Action item. Retype each entry below exactly as it stands.

(Source records begins)

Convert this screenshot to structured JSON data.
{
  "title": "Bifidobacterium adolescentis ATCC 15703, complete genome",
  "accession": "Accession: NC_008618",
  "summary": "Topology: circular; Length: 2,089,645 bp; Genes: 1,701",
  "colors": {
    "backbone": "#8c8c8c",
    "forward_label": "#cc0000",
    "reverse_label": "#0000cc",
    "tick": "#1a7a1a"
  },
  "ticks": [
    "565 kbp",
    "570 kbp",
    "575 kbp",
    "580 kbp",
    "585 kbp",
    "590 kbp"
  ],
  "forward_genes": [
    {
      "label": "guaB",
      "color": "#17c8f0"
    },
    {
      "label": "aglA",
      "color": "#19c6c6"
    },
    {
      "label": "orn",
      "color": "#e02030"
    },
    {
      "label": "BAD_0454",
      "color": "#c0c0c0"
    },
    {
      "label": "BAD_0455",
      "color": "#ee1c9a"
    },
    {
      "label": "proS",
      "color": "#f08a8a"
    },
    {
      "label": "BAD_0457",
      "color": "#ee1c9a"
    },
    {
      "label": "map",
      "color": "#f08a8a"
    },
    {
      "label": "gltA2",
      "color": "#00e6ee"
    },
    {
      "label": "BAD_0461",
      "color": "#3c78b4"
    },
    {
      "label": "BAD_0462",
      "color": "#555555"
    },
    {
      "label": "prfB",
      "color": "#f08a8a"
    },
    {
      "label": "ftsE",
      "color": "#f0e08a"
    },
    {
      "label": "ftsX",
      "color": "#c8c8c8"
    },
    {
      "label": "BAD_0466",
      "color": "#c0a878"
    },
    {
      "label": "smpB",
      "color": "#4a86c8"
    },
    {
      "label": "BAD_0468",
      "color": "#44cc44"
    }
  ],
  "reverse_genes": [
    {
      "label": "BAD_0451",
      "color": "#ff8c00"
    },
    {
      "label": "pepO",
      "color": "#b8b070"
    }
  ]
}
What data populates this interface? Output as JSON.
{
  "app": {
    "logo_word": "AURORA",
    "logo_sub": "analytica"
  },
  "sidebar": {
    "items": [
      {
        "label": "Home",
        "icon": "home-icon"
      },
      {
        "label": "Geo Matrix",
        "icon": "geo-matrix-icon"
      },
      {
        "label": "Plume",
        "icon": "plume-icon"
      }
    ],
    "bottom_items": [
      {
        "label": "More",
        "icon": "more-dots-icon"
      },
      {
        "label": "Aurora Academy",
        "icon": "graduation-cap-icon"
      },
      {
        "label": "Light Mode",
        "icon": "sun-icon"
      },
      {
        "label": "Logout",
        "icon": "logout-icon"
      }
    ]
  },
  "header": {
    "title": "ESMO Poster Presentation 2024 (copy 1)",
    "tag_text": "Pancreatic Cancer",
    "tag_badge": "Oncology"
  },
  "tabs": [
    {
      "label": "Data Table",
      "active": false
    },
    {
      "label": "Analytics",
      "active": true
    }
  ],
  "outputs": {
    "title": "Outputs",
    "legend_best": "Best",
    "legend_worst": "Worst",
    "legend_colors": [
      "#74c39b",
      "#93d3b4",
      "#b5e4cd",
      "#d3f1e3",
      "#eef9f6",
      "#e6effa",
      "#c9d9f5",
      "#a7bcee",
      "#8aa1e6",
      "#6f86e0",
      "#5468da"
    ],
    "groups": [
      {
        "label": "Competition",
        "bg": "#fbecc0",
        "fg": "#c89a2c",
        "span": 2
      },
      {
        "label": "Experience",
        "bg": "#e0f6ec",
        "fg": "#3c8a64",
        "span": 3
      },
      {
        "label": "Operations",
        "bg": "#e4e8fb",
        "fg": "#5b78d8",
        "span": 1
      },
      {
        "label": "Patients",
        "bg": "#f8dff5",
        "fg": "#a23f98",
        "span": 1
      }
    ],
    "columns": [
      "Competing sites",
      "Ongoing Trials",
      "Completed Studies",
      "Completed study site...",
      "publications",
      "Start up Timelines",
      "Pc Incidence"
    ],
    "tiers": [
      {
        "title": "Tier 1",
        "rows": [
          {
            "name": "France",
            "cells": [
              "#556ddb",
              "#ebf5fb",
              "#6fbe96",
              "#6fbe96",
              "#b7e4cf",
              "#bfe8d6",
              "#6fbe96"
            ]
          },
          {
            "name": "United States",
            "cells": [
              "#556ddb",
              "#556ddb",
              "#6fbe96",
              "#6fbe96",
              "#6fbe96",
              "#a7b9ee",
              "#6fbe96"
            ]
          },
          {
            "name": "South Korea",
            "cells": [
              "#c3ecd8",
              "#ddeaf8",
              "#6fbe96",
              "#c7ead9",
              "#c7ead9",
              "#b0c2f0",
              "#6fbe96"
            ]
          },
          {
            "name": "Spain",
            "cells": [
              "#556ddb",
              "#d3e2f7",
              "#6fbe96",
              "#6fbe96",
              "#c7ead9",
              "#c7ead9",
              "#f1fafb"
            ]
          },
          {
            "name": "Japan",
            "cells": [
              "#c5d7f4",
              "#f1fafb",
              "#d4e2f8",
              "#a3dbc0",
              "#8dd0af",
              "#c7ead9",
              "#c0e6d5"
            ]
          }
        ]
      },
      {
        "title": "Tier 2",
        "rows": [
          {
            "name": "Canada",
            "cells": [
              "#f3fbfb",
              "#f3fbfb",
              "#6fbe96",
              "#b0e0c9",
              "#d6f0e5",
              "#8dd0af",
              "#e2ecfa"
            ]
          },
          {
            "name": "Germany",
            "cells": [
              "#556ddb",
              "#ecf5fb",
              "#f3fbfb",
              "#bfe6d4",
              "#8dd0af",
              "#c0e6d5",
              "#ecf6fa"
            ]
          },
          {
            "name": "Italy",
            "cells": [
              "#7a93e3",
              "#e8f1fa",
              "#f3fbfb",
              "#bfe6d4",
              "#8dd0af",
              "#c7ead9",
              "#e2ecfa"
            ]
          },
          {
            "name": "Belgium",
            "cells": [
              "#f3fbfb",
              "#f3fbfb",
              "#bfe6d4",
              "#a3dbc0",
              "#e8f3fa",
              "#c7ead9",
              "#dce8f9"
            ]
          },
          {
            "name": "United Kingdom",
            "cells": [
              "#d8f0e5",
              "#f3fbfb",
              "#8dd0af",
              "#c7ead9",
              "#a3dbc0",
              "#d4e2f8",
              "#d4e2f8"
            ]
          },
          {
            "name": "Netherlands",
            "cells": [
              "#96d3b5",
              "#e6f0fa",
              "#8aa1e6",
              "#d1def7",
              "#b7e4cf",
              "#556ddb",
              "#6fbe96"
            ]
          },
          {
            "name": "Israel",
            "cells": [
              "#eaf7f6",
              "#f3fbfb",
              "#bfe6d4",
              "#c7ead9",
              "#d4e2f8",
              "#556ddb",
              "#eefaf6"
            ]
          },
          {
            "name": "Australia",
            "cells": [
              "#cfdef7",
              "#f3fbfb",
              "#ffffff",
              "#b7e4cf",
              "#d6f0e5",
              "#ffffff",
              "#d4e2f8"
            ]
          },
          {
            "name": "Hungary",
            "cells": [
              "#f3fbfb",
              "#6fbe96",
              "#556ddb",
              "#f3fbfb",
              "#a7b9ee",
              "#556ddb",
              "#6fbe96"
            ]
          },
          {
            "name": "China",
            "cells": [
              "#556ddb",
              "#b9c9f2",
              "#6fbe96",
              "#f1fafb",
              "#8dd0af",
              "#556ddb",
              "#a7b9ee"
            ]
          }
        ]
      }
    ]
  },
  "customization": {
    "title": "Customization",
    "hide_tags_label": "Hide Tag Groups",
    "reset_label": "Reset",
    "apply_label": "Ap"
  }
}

(Source records ends)

Exercise response.
Convert this screenshot to structured JSON data.
{
  "title": "Bifidobacterium adolescentis ATCC 15703, complete genome",
  "accession": "Accession: NC_008618",
  "summary": "Topology: circular; Length: 2,089,645 bp; Genes: 1,701",
  "colors": {
    "backbone": "#8c8c8c",
    "forward_label": "#cc0000",
    "reverse_label": "#0000cc",
    "tick": "#1a7a1a"
  },
  "ticks": [
    "565 kbp",
    "570 kbp",
    "575 kbp",
    "580 kbp",
    "585 kbp",
    "590 kbp"
  ],
  "forward_genes": [
    {
      "label": "guaB",
      "color": "#17c8f0"
    },
    {
      "label": "aglA",
      "color": "#19c6c6"
    },
    {
      "label": "orn",
      "color": "#e02030"
    },
    {
      "label": "BAD_0454",
      "color": "#c0c0c0"
    },
    {
      "label": "BAD_0455",
      "color": "#ee1c9a"
    },
    {
      "label": "proS",
      "color": "#f08a8a"
    },
    {
      "label": "BAD_0457",
      "color": "#ee1c9a"
    },
    {
      "label": "map",
      "color": "#f08a8a"
    },
    {
      "label": "gltA2",
      "color": "#00e6ee"
    },
    {
      "label": "BAD_0461",
      "color": "#3c78b4"
    },
    {
      "label": "BAD_0462",
      "color": "#555555"
    },
    {
      "label": "prfB",
      "color": "#f08a8a"
    },
    {
      "label": "ftsE",
      "color": "#f0e08a"
    },
    {
      "label": "ftsX",
      "color": "#c8c8c8"
    },
    {
      "label": "BAD_0466",
      "color": "#c0a878"
    },
    {
      "label": "smpB",
      "color": "#4a86c8"
    },
    {
      "label": "BAD_0468",
      "color": "#44cc44"
    }
  ],
  "reverse_genes": [
    {
      "label": "BAD_0451",
      "color": "#ff8c00"
    },
    {
      "label": "pepO",
      "color": "#b8b070"
    }
  ]
}
What data populates this interface? Output as JSON.
{
  "app": {
    "logo_word": "AURORA",
    "logo_sub": "analytica"
  },
  "sidebar": {
    "items": [
      {
        "label": "Home",
        "icon": "home-icon"
      },
      {
        "label": "Geo Matrix",
        "icon": "geo-matrix-icon"
      },
      {
        "label": "Plume",
        "icon": "plume-icon"
      }
    ],
    "bottom_items": [
      {
        "label": "More",
        "icon": "more-dots-icon"
      },
      {
        "label": "Aurora Academy",
        "icon": "graduation-cap-icon"
      },
      {
        "label": "Light Mode",
        "icon": "sun-icon"
      },
      {
        "label": "Logout",
        "icon": "logout-icon"
      }
    ]
  },
  "header": {
    "title": "ESMO Poster Presentation 2024 (copy 1)",
    "tag_text": "Pancreatic Cancer",
    "tag_badge": "Oncology"
  },
  "tabs": [
    {
      "label": "Data Table",
      "active": false
    },
    {
      "label": "Analytics",
      "active": true
    }
  ],
  "outputs": {
    "title": "Outputs",
    "legend_best": "Best",
    "legend_worst": "Worst",
    "legend_colors": [
      "#74c39b",
      "#93d3b4",
      "#b5e4cd",
      "#d3f1e3",
      "#eef9f6",
      "#e6effa",
      "#c9d9f5",
      "#a7bcee",
      "#8aa1e6",
      "#6f86e0",
      "#5468da"
    ],
    "groups": [
      {
        "label": "Competition",
        "bg": "#fbecc0",
        "fg": "#c89a2c",
        "span": 2
      },
      {
        "label": "Experience",
        "bg": "#e0f6ec",
        "fg": "#3c8a64",
        "span": 3
      },
      {
        "label": "Operations",
        "bg": "#e4e8fb",
        "fg": "#5b78d8",
        "span": 1
      },
      {
        "label": "Patients",
        "bg": "#f8dff5",
        "fg": "#a23f98",
        "span": 1
      }
    ],
    "columns": [
      "Competing sites",
      "Ongoing Trials",
      "Completed Studies",
      "Completed study site...",
      "publications",
      "Start up Timelines",
      "Pc Incidence"
    ],
    "tiers": [
      {
        "title": "Tier 1",
        "rows": [
          {
            "name": "France",
            "cells": [
              "#556ddb",
              "#ebf5fb",
              "#6fbe96",
              "#6fbe96",
              "#b7e4cf",
              "#bfe8d6",
              "#6fbe96"
            ]
          },
          {
            "name": "United States",
            "cells": [
              "#556ddb",
              "#556ddb",
              "#6fbe96",
              "#6fbe96",
              "#6fbe96",
              "#a7b9ee",
              "#6fbe96"
            ]
          },
          {
            "name": "South Korea",
            "cells": [
              "#c3ecd8",
              "#ddeaf8",
              "#6fbe96",
              "#c7ead9",
              "#c7ead9",
              "#b0c2f0",
              "#6fbe96"
            ]
          },
          {
            "name": "Spain",
            "cells": [
              "#556ddb",
              "#d3e2f7",
              "#6fbe96",
              "#6fbe96",
              "#c7ead9",
              "#c7ead9",
              "#f1fafb"
            ]
          },
          {
            "name": "Japan",
            "cells": [
              "#c5d7f4",
              "#f1fafb",
              "#d4e2f8",
              "#a3dbc0",
              "#8dd0af",
              "#c7ead9",
              "#c0e6d5"
            ]
          }
        ]
      },
      {
        "title": "Tier 2",
        "rows": [
          {
            "name": "Canada",
            "cells": [
              "#f3fbfb",
              "#f3fbfb",
              "#6fbe96",
              "#b0e0c9",
              "#d6f0e5",
              "#8dd0af",
              "#e2ecfa"
            ]
          },
          {
            "name": "Germany",
            "cells": [
              "#556ddb",
              "#ecf5fb",
              "#f3fbfb",
              "#bfe6d4",
              "#8dd0af",
              "#c0e6d5",
              "#ecf6fa"
            ]
          },
          {
            "name": "Italy",
            "cells": [
              "#7a93e3",
              "#e8f1fa",
              "#f3fbfb",
              "#bfe6d4",
              "#8dd0af",
              "#c7ead9",
              "#e2ecfa"
            ]
          },
          {
            "name": "Belgium",
            "cells": [
              "#f3fbfb",
              "#f3fbfb",
              "#bfe6d4",
              "#a3dbc0",
              "#e8f3fa",
              "#c7ead9",
              "#dce8f9"
            ]
          },
          {
            "name": "United Kingdom",
            "cells": [
              "#d8f0e5",
              "#f3fbfb",
              "#8dd0af",
              "#c7ead9",
              "#a3dbc0",
              "#d4e2f8",
              "#d4e2f8"
            ]
          },
          {
            "name": "Netherlands",
            "cells": [
              "#96d3b5",
              "#e6f0fa",
              "#8aa1e6",
              "#d1def7",
              "#b7e4cf",
              "#556ddb",
              "#6fbe96"
            ]
          },
          {
            "name": "Israel",
            "cells": [
              "#eaf7f6",
              "#f3fbfb",
              "#bfe6d4",
              "#c7ead9",
              "#d4e2f8",
              "#556ddb",
              "#eefaf6"
            ]
          },
          {
            "name": "Australia",
            "cells": [
              "#cfdef7",
              "#f3fbfb",
              "#ffffff",
              "#b7e4cf",
              "#d6f0e5",
              "#ffffff",
              "#d4e2f8"
            ]
          },
          {
            "name": "Hungary",
            "cells": [
              "#f3fbfb",
              "#6fbe96",
              "#556ddb",
              "#f3fbfb",
              "#a7b9ee",
              "#556ddb",
              "#6fbe96"
            ]
          },
          {
            "name": "China",
            "cells": [
              "#556ddb",
              "#b9c9f2",
              "#6fbe96",
              "#f1fafb",
              "#8dd0af",
              "#556ddb",
              "#a7b9ee"
            ]
          }
        ]
      }
    ]
  },
  "customization": {
    "title": "Customization",
    "hide_tags_label": "Hide Tag Groups",
    "reset_label": "Reset",
    "apply_label": "Ap"
  }
}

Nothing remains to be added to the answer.